(Figure collection entries)
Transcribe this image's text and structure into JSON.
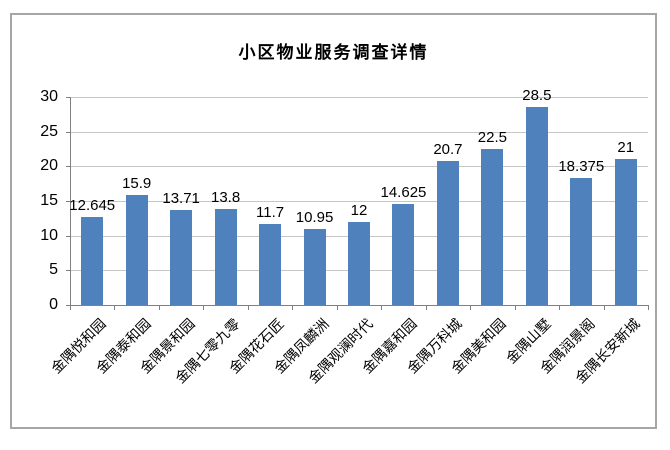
{
  "chart_data": {
    "type": "bar",
    "title": "小区物业服务调查详情",
    "categories": [
      "金隅悦和园",
      "金隅泰和园",
      "金隅景和园",
      "金隅七零九零",
      "金隅花石匠",
      "金隅凤麟洲",
      "金隅观澜时代",
      "金隅嘉和园",
      "金隅万科城",
      "金隅美和园",
      "金隅山墅",
      "金隅润景阁",
      "金隅长安新城"
    ],
    "values": [
      12.645,
      15.9,
      13.71,
      13.8,
      11.7,
      10.95,
      12,
      14.625,
      20.7,
      22.5,
      28.5,
      18.375,
      21
    ],
    "xlabel": "",
    "ylabel": "",
    "ylim": [
      0,
      30
    ],
    "ytick_interval": 5,
    "ytick_labels": [
      "0",
      "5",
      "10",
      "15",
      "20",
      "25",
      "30"
    ],
    "grid": true,
    "legend": false,
    "bar_color": "#4F81BD",
    "gridline_color": "#C6C6C6",
    "axis_color": "#808080",
    "frame_border_color": "#A6A6A6",
    "text_color": "#000000",
    "background_color": "#FFFFFF"
  }
}
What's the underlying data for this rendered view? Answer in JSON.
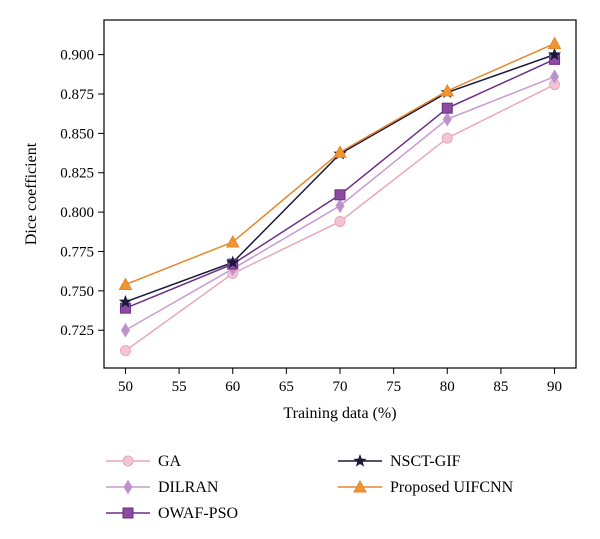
{
  "chart_data": {
    "type": "line",
    "title": "",
    "xlabel": "Training data (%)",
    "ylabel": "Dice coefficient",
    "x": [
      50,
      60,
      70,
      80,
      90
    ],
    "xlim": [
      48,
      92
    ],
    "ylim": [
      0.701,
      0.922
    ],
    "xticks": [
      50,
      55,
      60,
      65,
      70,
      75,
      80,
      85,
      90
    ],
    "xtick_labels": [
      "50",
      "55",
      "60",
      "65",
      "70",
      "75",
      "80",
      "85",
      "90"
    ],
    "yticks": [
      0.725,
      0.75,
      0.775,
      0.8,
      0.825,
      0.85,
      0.875,
      0.9
    ],
    "ytick_labels": [
      "0.725",
      "0.750",
      "0.775",
      "0.800",
      "0.825",
      "0.850",
      "0.875",
      "0.900"
    ],
    "grid": false,
    "legend_position": "below",
    "series": [
      {
        "name": "GA",
        "values": [
          0.712,
          0.761,
          0.794,
          0.847,
          0.881
        ],
        "color": "#e8a8c0",
        "marker_fill": "#f3c4d4",
        "marker": "circle"
      },
      {
        "name": "DILRAN",
        "values": [
          0.725,
          0.764,
          0.804,
          0.859,
          0.886
        ],
        "color": "#c79ad4",
        "marker_fill": "#b892c8",
        "marker": "diamond"
      },
      {
        "name": "OWAF-PSO",
        "values": [
          0.739,
          0.767,
          0.811,
          0.866,
          0.897
        ],
        "color": "#6e2f86",
        "marker_fill": "#8c4aa0",
        "marker": "square"
      },
      {
        "name": "NSCT-GIF",
        "values": [
          0.743,
          0.768,
          0.837,
          0.876,
          0.9
        ],
        "color": "#1a1a3a",
        "marker_fill": "#1a1a3a",
        "marker": "star"
      },
      {
        "name": "Proposed UIFCNN",
        "values": [
          0.754,
          0.781,
          0.838,
          0.877,
          0.907
        ],
        "color": "#e8862a",
        "marker_fill": "#f0962e",
        "marker": "triangle"
      }
    ]
  }
}
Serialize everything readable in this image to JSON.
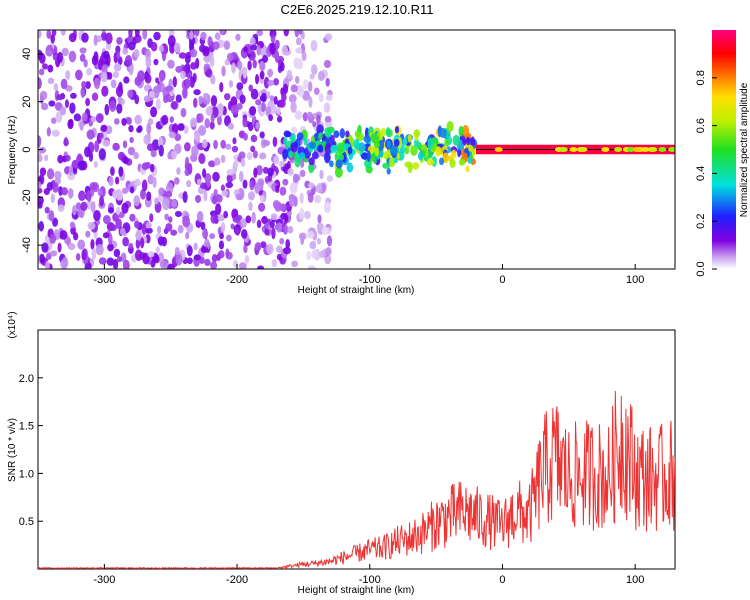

■ Problem description ■
Retype all entries exactly as they appear, dropping the images.

■ Expected answer ■
Transcribe this image's text and structure into JSON.
{
  "chart_data": {
    "type": "bar",
    "title": "小区物业服务调查详情",
    "categories": [
      "金隅悦和园",
      "金隅泰和园",
      "金隅景和园",
      "金隅七零九零",
      "金隅花石匠",
      "金隅凤麟洲",
      "金隅观澜时代",
      "金隅嘉和园",
      "金隅万科城",
      "金隅美和园",
      "金隅山墅",
      "金隅润景阁",
      "金隅长安新城"
    ],
    "values": [
      12.645,
      15.9,
      13.71,
      13.8,
      11.7,
      10.95,
      12,
      14.625,
      20.7,
      22.5,
      28.5,
      18.375,
      21
    ],
    "xlabel": "",
    "ylabel": "",
    "ylim": [
      0,
      30
    ],
    "ytick_interval": 5,
    "ytick_labels": [
      "0",
      "5",
      "10",
      "15",
      "20",
      "25",
      "30"
    ],
    "grid": true,
    "legend": false,
    "bar_color": "#4F81BD",
    "gridline_color": "#C6C6C6",
    "axis_color": "#808080",
    "frame_border_color": "#A6A6A6",
    "text_color": "#000000",
    "background_color": "#FFFFFF"
  }
}
What's the underlying data for this rendered view? Answer in JSON.
{
  "chart_data": {
    "type": "line",
    "title": "",
    "xlabel": "Training data (%)",
    "ylabel": "Dice coefficient",
    "x": [
      50,
      60,
      70,
      80,
      90
    ],
    "xlim": [
      48,
      92
    ],
    "ylim": [
      0.701,
      0.922
    ],
    "xticks": [
      50,
      55,
      60,
      65,
      70,
      75,
      80,
      85,
      90
    ],
    "xtick_labels": [
      "50",
      "55",
      "60",
      "65",
      "70",
      "75",
      "80",
      "85",
      "90"
    ],
    "yticks": [
      0.725,
      0.75,
      0.775,
      0.8,
      0.825,
      0.85,
      0.875,
      0.9
    ],
    "ytick_labels": [
      "0.725",
      "0.750",
      "0.775",
      "0.800",
      "0.825",
      "0.850",
      "0.875",
      "0.900"
    ],
    "grid": false,
    "legend_position": "below",
    "series": [
      {
        "name": "GA",
        "values": [
          0.712,
          0.761,
          0.794,
          0.847,
          0.881
        ],
        "color": "#e8a8c0",
        "marker_fill": "#f3c4d4",
        "marker": "circle"
      },
      {
        "name": "DILRAN",
        "values": [
          0.725,
          0.764,
          0.804,
          0.859,
          0.886
        ],
        "color": "#c79ad4",
        "marker_fill": "#b892c8",
        "marker": "diamond"
      },
      {
        "name": "OWAF-PSO",
        "values": [
          0.739,
          0.767,
          0.811,
          0.866,
          0.897
        ],
        "color": "#6e2f86",
        "marker_fill": "#8c4aa0",
        "marker": "square"
      },
      {
        "name": "NSCT-GIF",
        "values": [
          0.743,
          0.768,
          0.837,
          0.876,
          0.9
        ],
        "color": "#1a1a3a",
        "marker_fill": "#1a1a3a",
        "marker": "star"
      },
      {
        "name": "Proposed UIFCNN",
        "values": [
          0.754,
          0.781,
          0.838,
          0.877,
          0.907
        ],
        "color": "#e8862a",
        "marker_fill": "#f0962e",
        "marker": "triangle"
      }
    ]
  }
}
Serialize everything readable in this image to JSON.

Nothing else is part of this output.